### Aim
Repeat, exactly and completely, the material that follows. Omit the pictures.

### Rows
○ ○ ○ ○ ○ ○ ○

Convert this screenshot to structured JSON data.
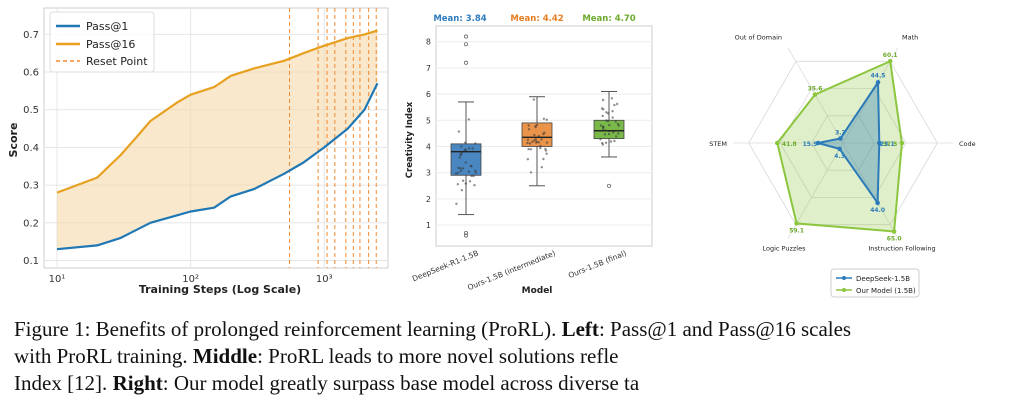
{
  "left_chart": {
    "legend": [
      "Pass@1",
      "Pass@16",
      "Reset Point"
    ],
    "xlabel": "Training Steps (Log Scale)",
    "ylabel": "Score",
    "yticks": [
      "0.1",
      "0.2",
      "0.3",
      "0.4",
      "0.5",
      "0.6",
      "0.7"
    ],
    "xticks": [
      "10¹",
      "10²",
      "10³"
    ]
  },
  "middle_chart": {
    "means": [
      "Mean: 3.84",
      "Mean: 4.42",
      "Mean: 4.70"
    ],
    "xlabel": "Model",
    "ylabel": "Creativity Index",
    "yticks": [
      "1",
      "2",
      "3",
      "4",
      "5",
      "6",
      "7",
      "8"
    ],
    "categories": [
      "DeepSeek-R1-1.5B",
      "Ours-1.5B (intermediate)",
      "Ours-1.5B (final)"
    ]
  },
  "right_chart": {
    "axis_labels": [
      "Math",
      "Code",
      "Instruction Following",
      "Logic Puzzles",
      "STEM",
      "Out of Domain"
    ],
    "ours_value_labels": [
      "60.1",
      "37.5",
      "65.0",
      "59.1",
      "41.8",
      "35.6"
    ],
    "base_value_labels": [
      "44.5",
      "23.1",
      "44.0",
      "4.3",
      "15.9",
      "3.3"
    ],
    "legend": [
      "DeepSeek-1.5B",
      "Our Model (1.5B)"
    ]
  },
  "chart_data": [
    {
      "type": "line",
      "xlabel": "Training Steps (Log Scale)",
      "ylabel": "Score",
      "x_scale": "log",
      "xlim": [
        8,
        3000
      ],
      "ylim": [
        0.08,
        0.77
      ],
      "series": [
        {
          "name": "Pass@1",
          "color": "#1f77b4",
          "x": [
            10,
            20,
            30,
            50,
            80,
            100,
            150,
            200,
            300,
            500,
            700,
            1000,
            1500,
            2000,
            2500
          ],
          "y": [
            0.13,
            0.14,
            0.16,
            0.2,
            0.22,
            0.23,
            0.24,
            0.27,
            0.29,
            0.33,
            0.36,
            0.4,
            0.45,
            0.5,
            0.57
          ]
        },
        {
          "name": "Pass@16",
          "color": "#e8a020",
          "x": [
            10,
            20,
            30,
            40,
            50,
            80,
            100,
            150,
            200,
            300,
            500,
            700,
            1000,
            1500,
            2000,
            2500
          ],
          "y": [
            0.28,
            0.32,
            0.38,
            0.43,
            0.47,
            0.52,
            0.54,
            0.56,
            0.59,
            0.61,
            0.63,
            0.65,
            0.67,
            0.69,
            0.7,
            0.71
          ]
        }
      ],
      "reset_points": [
        550,
        900,
        1050,
        1200,
        1450,
        1650,
        1850,
        2150,
        2450
      ]
    },
    {
      "type": "box",
      "xlabel": "Model",
      "ylabel": "Creativity Index",
      "ylim": [
        0.2,
        8.6
      ],
      "categories": [
        "DeepSeek-R1-1.5B",
        "Ours-1.5B (intermediate)",
        "Ours-1.5B (final)"
      ],
      "series": [
        {
          "name": "DeepSeek-R1-1.5B",
          "color": "#4a86c0",
          "mean": 3.84,
          "whisker_low": 1.4,
          "q1": 2.9,
          "median": 3.8,
          "q3": 4.1,
          "whisker_high": 5.7,
          "outliers": [
            7.2,
            7.9,
            8.2,
            0.7,
            0.6
          ]
        },
        {
          "name": "Ours-1.5B (intermediate)",
          "color": "#e9944a",
          "mean": 4.42,
          "whisker_low": 2.5,
          "q1": 4.0,
          "median": 4.35,
          "q3": 4.9,
          "whisker_high": 5.9,
          "outliers": []
        },
        {
          "name": "Ours-1.5B (final)",
          "color": "#79b94a",
          "mean": 4.7,
          "whisker_low": 3.6,
          "q1": 4.3,
          "median": 4.6,
          "q3": 5.0,
          "whisker_high": 6.1,
          "outliers": [
            2.5
          ]
        }
      ]
    },
    {
      "type": "radar",
      "axes": [
        "Math",
        "Code",
        "Instruction Following",
        "Logic Puzzles",
        "STEM",
        "Out of Domain"
      ],
      "series": [
        {
          "name": "DeepSeek-1.5B",
          "color": "#2b7bba",
          "values": [
            44.5,
            23.1,
            44.0,
            4.3,
            15.9,
            3.3
          ]
        },
        {
          "name": "Our Model (1.5B)",
          "color": "#8cc63f",
          "values": [
            60.1,
            37.5,
            65.0,
            59.1,
            41.8,
            35.6
          ]
        }
      ]
    }
  ],
  "caption": {
    "line1_a": "Figure 1: Benefits of prolonged reinforcement learning (ProRL). ",
    "line1_b": "Left",
    "line1_c": ": Pass@1 and Pass@16 scales",
    "line2_a": "with ProRL training. ",
    "line2_b": "Middle",
    "line2_c": ": ProRL leads to more novel solutions refle",
    "line3_a": "Index [12]. ",
    "line3_b": "Right",
    "line3_c": ": Our model greatly surpass base model across diverse ta"
  }
}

○ ○ ○ ○ ○ ○ ○

### Result for this exercise
Convert this screenshot to structured JSON data.
{
  "left_chart": {
    "legend": [
      "Pass@1",
      "Pass@16",
      "Reset Point"
    ],
    "xlabel": "Training Steps (Log Scale)",
    "ylabel": "Score",
    "yticks": [
      "0.1",
      "0.2",
      "0.3",
      "0.4",
      "0.5",
      "0.6",
      "0.7"
    ],
    "xticks": [
      "10¹",
      "10²",
      "10³"
    ]
  },
  "middle_chart": {
    "means": [
      "Mean: 3.84",
      "Mean: 4.42",
      "Mean: 4.70"
    ],
    "xlabel": "Model",
    "ylabel": "Creativity Index",
    "yticks": [
      "1",
      "2",
      "3",
      "4",
      "5",
      "6",
      "7",
      "8"
    ],
    "categories": [
      "DeepSeek-R1-1.5B",
      "Ours-1.5B (intermediate)",
      "Ours-1.5B (final)"
    ]
  },
  "right_chart": {
    "axis_labels": [
      "Math",
      "Code",
      "Instruction Following",
      "Logic Puzzles",
      "STEM",
      "Out of Domain"
    ],
    "ours_value_labels": [
      "60.1",
      "37.5",
      "65.0",
      "59.1",
      "41.8",
      "35.6"
    ],
    "base_value_labels": [
      "44.5",
      "23.1",
      "44.0",
      "4.3",
      "15.9",
      "3.3"
    ],
    "legend": [
      "DeepSeek-1.5B",
      "Our Model (1.5B)"
    ]
  },
  "chart_data": [
    {
      "type": "line",
      "xlabel": "Training Steps (Log Scale)",
      "ylabel": "Score",
      "x_scale": "log",
      "xlim": [
        8,
        3000
      ],
      "ylim": [
        0.08,
        0.77
      ],
      "series": [
        {
          "name": "Pass@1",
          "color": "#1f77b4",
          "x": [
            10,
            20,
            30,
            50,
            80,
            100,
            150,
            200,
            300,
            500,
            700,
            1000,
            1500,
            2000,
            2500
          ],
          "y": [
            0.13,
            0.14,
            0.16,
            0.2,
            0.22,
            0.23,
            0.24,
            0.27,
            0.29,
            0.33,
            0.36,
            0.4,
            0.45,
            0.5,
            0.57
          ]
        },
        {
          "name": "Pass@16",
          "color": "#e8a020",
          "x": [
            10,
            20,
            30,
            40,
            50,
            80,
            100,
            150,
            200,
            300,
            500,
            700,
            1000,
            1500,
            2000,
            2500
          ],
          "y": [
            0.28,
            0.32,
            0.38,
            0.43,
            0.47,
            0.52,
            0.54,
            0.56,
            0.59,
            0.61,
            0.63,
            0.65,
            0.67,
            0.69,
            0.7,
            0.71
          ]
        }
      ],
      "reset_points": [
        550,
        900,
        1050,
        1200,
        1450,
        1650,
        1850,
        2150,
        2450
      ]
    },
    {
      "type": "box",
      "xlabel": "Model",
      "ylabel": "Creativity Index",
      "ylim": [
        0.2,
        8.6
      ],
      "categories": [
        "DeepSeek-R1-1.5B",
        "Ours-1.5B (intermediate)",
        "Ours-1.5B (final)"
      ],
      "series": [
        {
          "name": "DeepSeek-R1-1.5B",
          "color": "#4a86c0",
          "mean": 3.84,
          "whisker_low": 1.4,
          "q1": 2.9,
          "median": 3.8,
          "q3": 4.1,
          "whisker_high": 5.7,
          "outliers": [
            7.2,
            7.9,
            8.2,
            0.7,
            0.6
          ]
        },
        {
          "name": "Ours-1.5B (intermediate)",
          "color": "#e9944a",
          "mean": 4.42,
          "whisker_low": 2.5,
          "q1": 4.0,
          "median": 4.35,
          "q3": 4.9,
          "whisker_high": 5.9,
          "outliers": []
        },
        {
          "name": "Ours-1.5B (final)",
          "color": "#79b94a",
          "mean": 4.7,
          "whisker_low": 3.6,
          "q1": 4.3,
          "median": 4.6,
          "q3": 5.0,
          "whisker_high": 6.1,
          "outliers": [
            2.5
          ]
        }
      ]
    },
    {
      "type": "radar",
      "axes": [
        "Math",
        "Code",
        "Instruction Following",
        "Logic Puzzles",
        "STEM",
        "Out of Domain"
      ],
      "series": [
        {
          "name": "DeepSeek-1.5B",
          "color": "#2b7bba",
          "values": [
            44.5,
            23.1,
            44.0,
            4.3,
            15.9,
            3.3
          ]
        },
        {
          "name": "Our Model (1.5B)",
          "color": "#8cc63f",
          "values": [
            60.1,
            37.5,
            65.0,
            59.1,
            41.8,
            35.6
          ]
        }
      ]
    }
  ],
  "caption": {
    "line1_a": "Figure 1: Benefits of prolonged reinforcement learning (ProRL). ",
    "line1_b": "Left",
    "line1_c": ": Pass@1 and Pass@16 scales",
    "line2_a": "with ProRL training. ",
    "line2_b": "Middle",
    "line2_c": ": ProRL leads to more novel solutions refle",
    "line3_a": "Index [12]. ",
    "line3_b": "Right",
    "line3_c": ": Our model greatly surpass base model across diverse ta"
  }
}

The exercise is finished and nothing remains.